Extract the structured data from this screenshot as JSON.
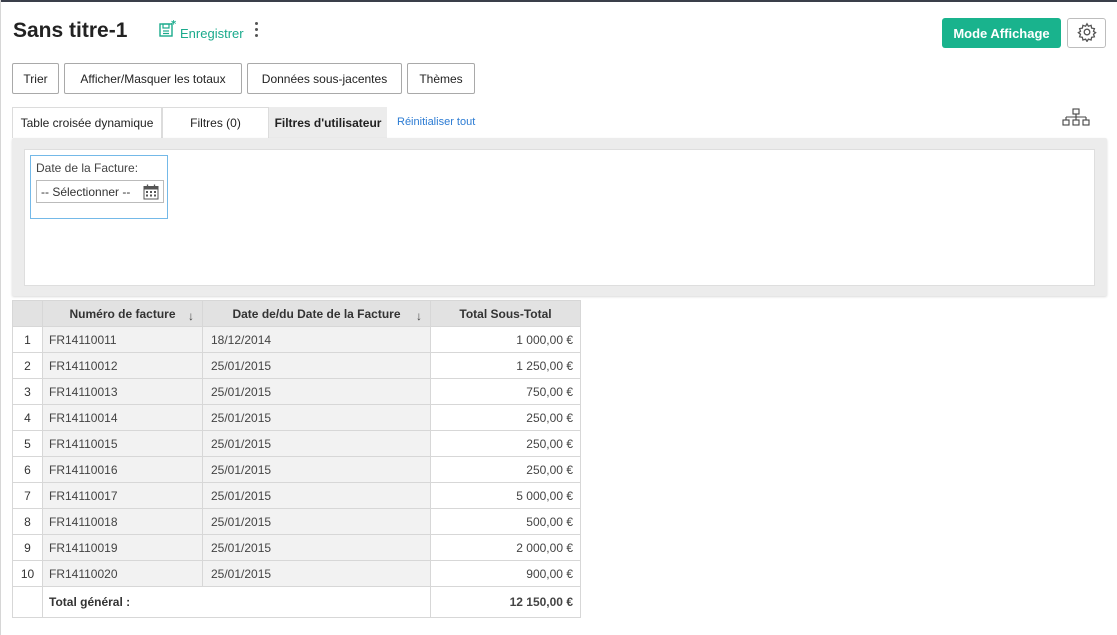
{
  "header": {
    "title": "Sans titre-1",
    "save_label": "Enregistrer",
    "mode_button": "Mode Affichage"
  },
  "toolbar": {
    "buttons": [
      "Trier",
      "Afficher/Masquer les totaux",
      "Données sous-jacentes",
      "Thèmes"
    ]
  },
  "tabs": [
    {
      "label": "Table croisée dynamique"
    },
    {
      "label": "Filtres (0)"
    },
    {
      "label": "Filtres d'utilisateur"
    }
  ],
  "reset_link": "Réinitialiser tout",
  "filter": {
    "label": "Date de la Facture:",
    "select_value": "-- Sélectionner --"
  },
  "table": {
    "columns": [
      "Numéro de facture",
      "Date de/du Date de la Facture",
      "Total Sous-Total"
    ],
    "rows": [
      {
        "num": "1",
        "invoice": "FR14110011",
        "date": "18/12/2014",
        "total": "1 000,00 €"
      },
      {
        "num": "2",
        "invoice": "FR14110012",
        "date": "25/01/2015",
        "total": "1 250,00 €"
      },
      {
        "num": "3",
        "invoice": "FR14110013",
        "date": "25/01/2015",
        "total": "750,00 €"
      },
      {
        "num": "4",
        "invoice": "FR14110014",
        "date": "25/01/2015",
        "total": "250,00 €"
      },
      {
        "num": "5",
        "invoice": "FR14110015",
        "date": "25/01/2015",
        "total": "250,00 €"
      },
      {
        "num": "6",
        "invoice": "FR14110016",
        "date": "25/01/2015",
        "total": "250,00 €"
      },
      {
        "num": "7",
        "invoice": "FR14110017",
        "date": "25/01/2015",
        "total": "5 000,00 €"
      },
      {
        "num": "8",
        "invoice": "FR14110018",
        "date": "25/01/2015",
        "total": "500,00 €"
      },
      {
        "num": "9",
        "invoice": "FR14110019",
        "date": "25/01/2015",
        "total": "2 000,00 €"
      },
      {
        "num": "10",
        "invoice": "FR14110020",
        "date": "25/01/2015",
        "total": "900,00 €"
      }
    ],
    "total_label": "Total général :",
    "total_value": "12 150,00 €"
  },
  "colors": {
    "accent": "#19b38d",
    "link": "#2b7bd3",
    "filter_border": "#74b9e8"
  }
}
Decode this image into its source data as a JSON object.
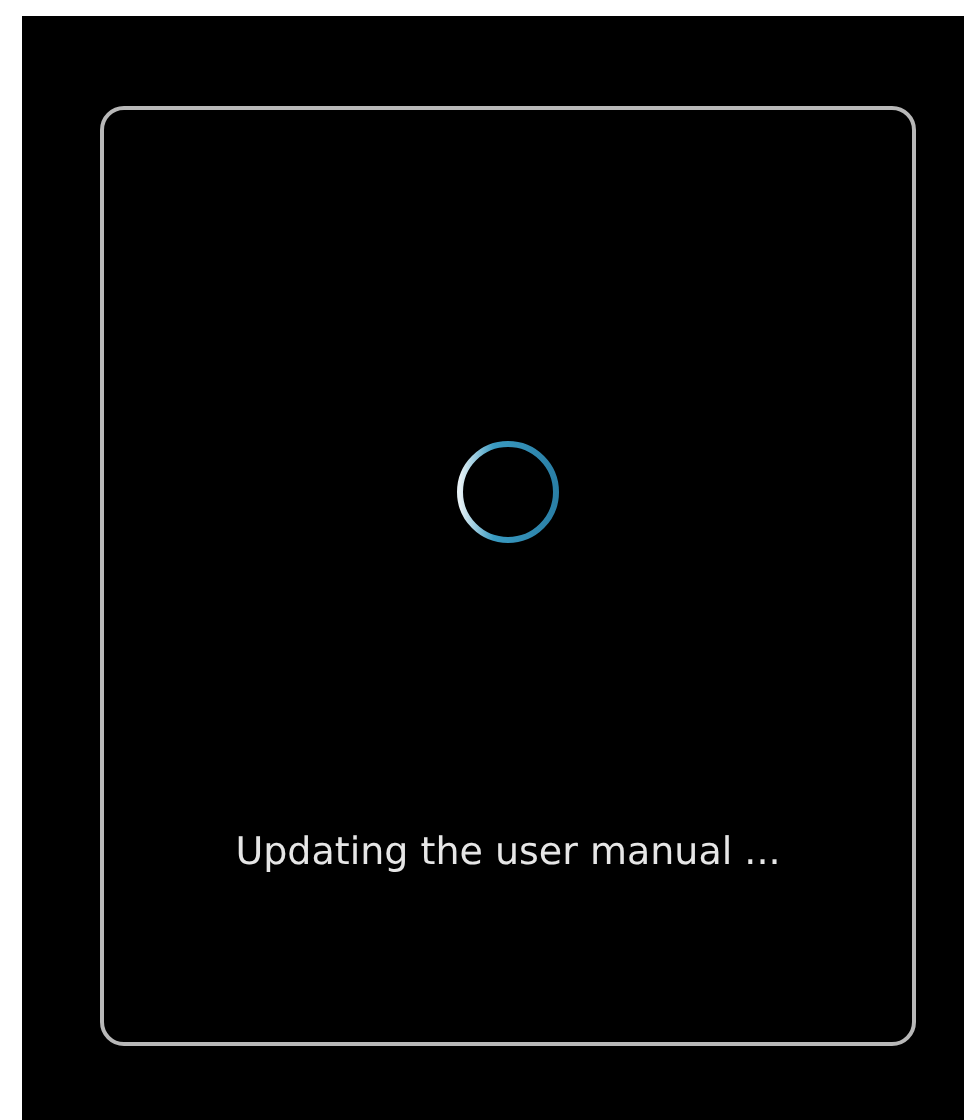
{
  "dialog": {
    "message": "Updating the user manual ..."
  }
}
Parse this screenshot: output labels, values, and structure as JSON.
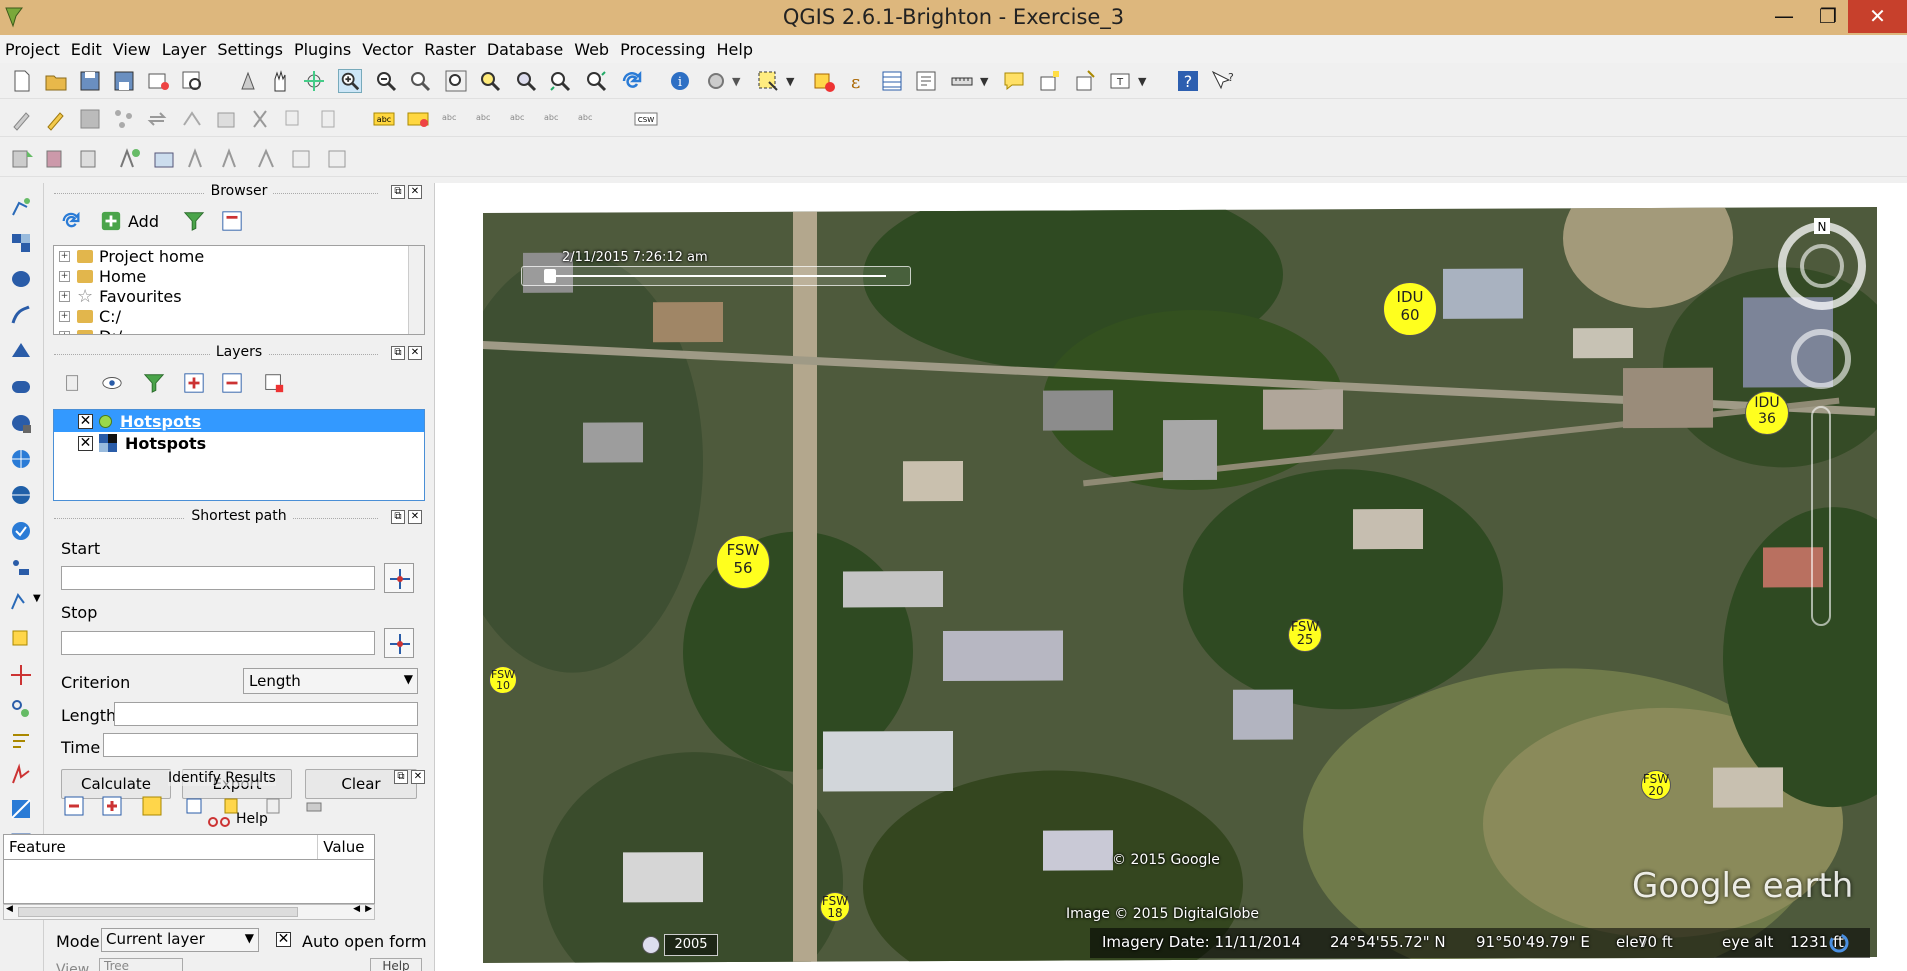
{
  "window": {
    "title": "QGIS 2.6.1-Brighton - Exercise_3",
    "minimize": "—",
    "maximize": "❐",
    "close": "✕"
  },
  "menu": [
    "Project",
    "Edit",
    "View",
    "Layer",
    "Settings",
    "Plugins",
    "Vector",
    "Raster",
    "Database",
    "Web",
    "Processing",
    "Help"
  ],
  "browser": {
    "title": "Browser",
    "add_label": "Add",
    "items": [
      "Project home",
      "Home",
      "Favourites",
      "C:/",
      "D:/"
    ]
  },
  "layers": {
    "title": "Layers",
    "items": [
      {
        "name": "Hotspots",
        "checked": "✕",
        "selected": true
      },
      {
        "name": "Hotspots",
        "checked": "✕",
        "selected": false
      }
    ]
  },
  "shortest_path": {
    "title": "Shortest path",
    "start_label": "Start",
    "stop_label": "Stop",
    "criterion_label": "Criterion",
    "criterion_value": "Length",
    "length_label": "Length",
    "time_label": "Time",
    "calculate_label": "Calculate",
    "export_label": "Export",
    "clear_label": "Clear",
    "help_label": "Help"
  },
  "identify": {
    "title": "Identify Results",
    "col_feature": "Feature",
    "col_value": "Value",
    "mode_label": "Mode",
    "mode_value": "Current layer",
    "auto_open_label": "Auto open form",
    "auto_open_checked": "✕",
    "view_label": "View",
    "view_value": "Tree",
    "help_label": "Help"
  },
  "map": {
    "timestamp": "2/11/2015   7:26:12 am",
    "copyright_google": "© 2015 Google",
    "copyright_image": "Image © 2015 DigitalGlobe",
    "logo": "Google earth",
    "year_label": "2005",
    "status": {
      "imagery_date": "Imagery Date: 11/11/2014",
      "lat": "24°54'55.72\" N",
      "lon": "91°50'49.79\" E",
      "elev_label": "elev",
      "elev": "70 ft",
      "eye_label": "eye alt",
      "eye_alt": "1231 ft"
    },
    "hotspots": [
      {
        "type": "IDU",
        "count": "60"
      },
      {
        "type": "IDU",
        "count": "36"
      },
      {
        "type": "FSW",
        "count": "56"
      },
      {
        "type": "FSW",
        "count": "25"
      },
      {
        "type": "FSW",
        "count": "10"
      },
      {
        "type": "FSW",
        "count": "20"
      },
      {
        "type": "FSW",
        "count": "18"
      }
    ]
  },
  "colors": {
    "titlebar": "#ddb77d",
    "close": "#c7402c",
    "hotspot": "#ffff1e",
    "selection": "#3399ff"
  }
}
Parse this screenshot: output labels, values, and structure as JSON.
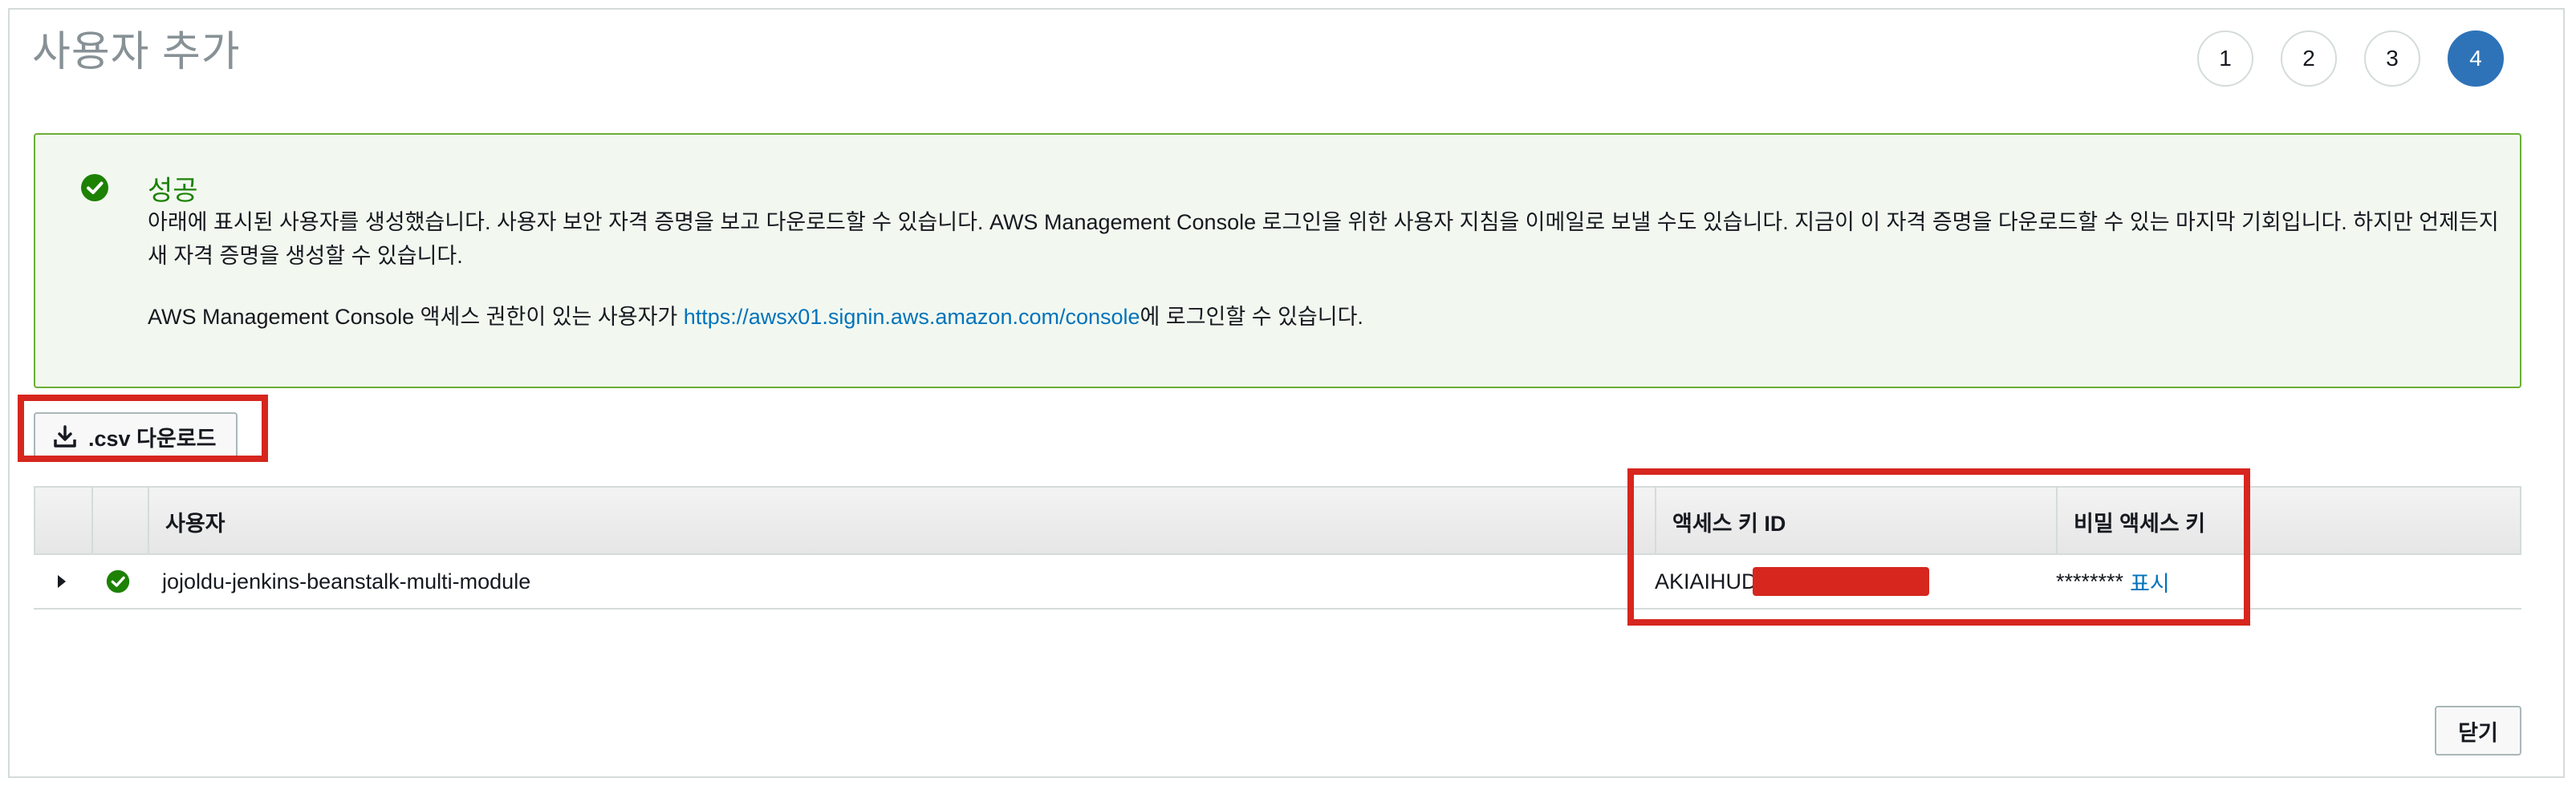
{
  "page": {
    "title": "사용자 추가"
  },
  "steps": [
    "1",
    "2",
    "3",
    "4"
  ],
  "active_step": "4",
  "success": {
    "title": "성공",
    "message": "아래에 표시된 사용자를 생성했습니다. 사용자 보안 자격 증명을 보고 다운로드할 수 있습니다. AWS Management Console 로그인을 위한 사용자 지침을 이메일로 보낼 수도 있습니다. 지금이 이 자격 증명을 다운로드할 수 있는 마지막 기회입니다. 하지만 언제든지 새 자격 증명을 생성할 수 있습니다.",
    "console_prefix": "AWS Management Console 액세스 권한이 있는 사용자가 ",
    "console_link": "https://awsx01.signin.aws.amazon.com/console",
    "console_suffix": "에 로그인할 수 있습니다."
  },
  "toolbar": {
    "csv_download_label": ".csv 다운로드"
  },
  "table": {
    "headers": {
      "user": "사용자",
      "access_key_id": "액세스 키 ID",
      "secret_key": "비밀 액세스 키"
    },
    "rows": [
      {
        "user": "jojoldu-jenkins-beanstalk-multi-module",
        "access_key_id": "AKIAIHUD",
        "secret_key": "********",
        "show_label": "표시"
      }
    ]
  },
  "footer": {
    "close_label": "닫기"
  },
  "colors": {
    "primary": "#2e73b8",
    "success": "#1d8102",
    "highlight": "#d6261e",
    "link": "#0073bb"
  }
}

PROBLEM TO WORK ON
Reproduce every entry word for word, but skip any pictures.

TASK RESULT
Extract the structured data from this screenshot as JSON.
{
  "header": {
    "title": "Sans titre-1",
    "save_label": "Enregistrer",
    "mode_button": "Mode Affichage"
  },
  "toolbar": {
    "buttons": [
      "Trier",
      "Afficher/Masquer les totaux",
      "Données sous-jacentes",
      "Thèmes"
    ]
  },
  "tabs": [
    {
      "label": "Table croisée dynamique"
    },
    {
      "label": "Filtres (0)"
    },
    {
      "label": "Filtres d'utilisateur"
    }
  ],
  "reset_link": "Réinitialiser tout",
  "filter": {
    "label": "Date de la Facture:",
    "select_value": "-- Sélectionner --"
  },
  "table": {
    "columns": [
      "Numéro de facture",
      "Date de/du Date de la Facture",
      "Total Sous-Total"
    ],
    "rows": [
      {
        "num": "1",
        "invoice": "FR14110011",
        "date": "18/12/2014",
        "total": "1 000,00 €"
      },
      {
        "num": "2",
        "invoice": "FR14110012",
        "date": "25/01/2015",
        "total": "1 250,00 €"
      },
      {
        "num": "3",
        "invoice": "FR14110013",
        "date": "25/01/2015",
        "total": "750,00 €"
      },
      {
        "num": "4",
        "invoice": "FR14110014",
        "date": "25/01/2015",
        "total": "250,00 €"
      },
      {
        "num": "5",
        "invoice": "FR14110015",
        "date": "25/01/2015",
        "total": "250,00 €"
      },
      {
        "num": "6",
        "invoice": "FR14110016",
        "date": "25/01/2015",
        "total": "250,00 €"
      },
      {
        "num": "7",
        "invoice": "FR14110017",
        "date": "25/01/2015",
        "total": "5 000,00 €"
      },
      {
        "num": "8",
        "invoice": "FR14110018",
        "date": "25/01/2015",
        "total": "500,00 €"
      },
      {
        "num": "9",
        "invoice": "FR14110019",
        "date": "25/01/2015",
        "total": "2 000,00 €"
      },
      {
        "num": "10",
        "invoice": "FR14110020",
        "date": "25/01/2015",
        "total": "900,00 €"
      }
    ],
    "total_label": "Total général :",
    "total_value": "12 150,00 €"
  },
  "colors": {
    "accent": "#19b38d",
    "link": "#2b7bd3",
    "filter_border": "#74b9e8"
  }
}
Decode this image into its source data as a JSON object.
{
  "dialog": {
    "message": "Updating the user manual ..."
  }
}
Parse this screenshot: output labels, values, and structure as JSON.
{
  "window": {
    "title": "QGIS 2.6.1-Brighton - Exercise_3",
    "minimize": "—",
    "maximize": "❐",
    "close": "✕"
  },
  "menu": [
    "Project",
    "Edit",
    "View",
    "Layer",
    "Settings",
    "Plugins",
    "Vector",
    "Raster",
    "Database",
    "Web",
    "Processing",
    "Help"
  ],
  "browser": {
    "title": "Browser",
    "add_label": "Add",
    "items": [
      "Project home",
      "Home",
      "Favourites",
      "C:/",
      "D:/"
    ]
  },
  "layers": {
    "title": "Layers",
    "items": [
      {
        "name": "Hotspots",
        "checked": "✕",
        "selected": true
      },
      {
        "name": "Hotspots",
        "checked": "✕",
        "selected": false
      }
    ]
  },
  "shortest_path": {
    "title": "Shortest path",
    "start_label": "Start",
    "stop_label": "Stop",
    "criterion_label": "Criterion",
    "criterion_value": "Length",
    "length_label": "Length",
    "time_label": "Time",
    "calculate_label": "Calculate",
    "export_label": "Export",
    "clear_label": "Clear",
    "help_label": "Help"
  },
  "identify": {
    "title": "Identify Results",
    "col_feature": "Feature",
    "col_value": "Value",
    "mode_label": "Mode",
    "mode_value": "Current layer",
    "auto_open_label": "Auto open form",
    "auto_open_checked": "✕",
    "view_label": "View",
    "view_value": "Tree",
    "help_label": "Help"
  },
  "map": {
    "timestamp": "2/11/2015   7:26:12 am",
    "copyright_google": "© 2015 Google",
    "copyright_image": "Image © 2015 DigitalGlobe",
    "logo": "Google earth",
    "year_label": "2005",
    "status": {
      "imagery_date": "Imagery Date: 11/11/2014",
      "lat": "24°54'55.72\" N",
      "lon": "91°50'49.79\" E",
      "elev_label": "elev",
      "elev": "70 ft",
      "eye_label": "eye alt",
      "eye_alt": "1231 ft"
    },
    "hotspots": [
      {
        "type": "IDU",
        "count": "60"
      },
      {
        "type": "IDU",
        "count": "36"
      },
      {
        "type": "FSW",
        "count": "56"
      },
      {
        "type": "FSW",
        "count": "25"
      },
      {
        "type": "FSW",
        "count": "10"
      },
      {
        "type": "FSW",
        "count": "20"
      },
      {
        "type": "FSW",
        "count": "18"
      }
    ]
  },
  "colors": {
    "titlebar": "#ddb77d",
    "close": "#c7402c",
    "hotspot": "#ffff1e",
    "selection": "#3399ff"
  }
}
Parse this screenshot: output labels, values, and structure as JSON.
{
  "page": {
    "title": "사용자 추가"
  },
  "steps": [
    "1",
    "2",
    "3",
    "4"
  ],
  "active_step": "4",
  "success": {
    "title": "성공",
    "message": "아래에 표시된 사용자를 생성했습니다. 사용자 보안 자격 증명을 보고 다운로드할 수 있습니다. AWS Management Console 로그인을 위한 사용자 지침을 이메일로 보낼 수도 있습니다. 지금이 이 자격 증명을 다운로드할 수 있는 마지막 기회입니다. 하지만 언제든지 새 자격 증명을 생성할 수 있습니다.",
    "console_prefix": "AWS Management Console 액세스 권한이 있는 사용자가 ",
    "console_link": "https://awsx01.signin.aws.amazon.com/console",
    "console_suffix": "에 로그인할 수 있습니다."
  },
  "toolbar": {
    "csv_download_label": ".csv 다운로드"
  },
  "table": {
    "headers": {
      "user": "사용자",
      "access_key_id": "액세스 키 ID",
      "secret_key": "비밀 액세스 키"
    },
    "rows": [
      {
        "user": "jojoldu-jenkins-beanstalk-multi-module",
        "access_key_id": "AKIAIHUD",
        "secret_key": "********",
        "show_label": "표시"
      }
    ]
  },
  "footer": {
    "close_label": "닫기"
  },
  "colors": {
    "primary": "#2e73b8",
    "success": "#1d8102",
    "highlight": "#d6261e",
    "link": "#0073bb"
  }
}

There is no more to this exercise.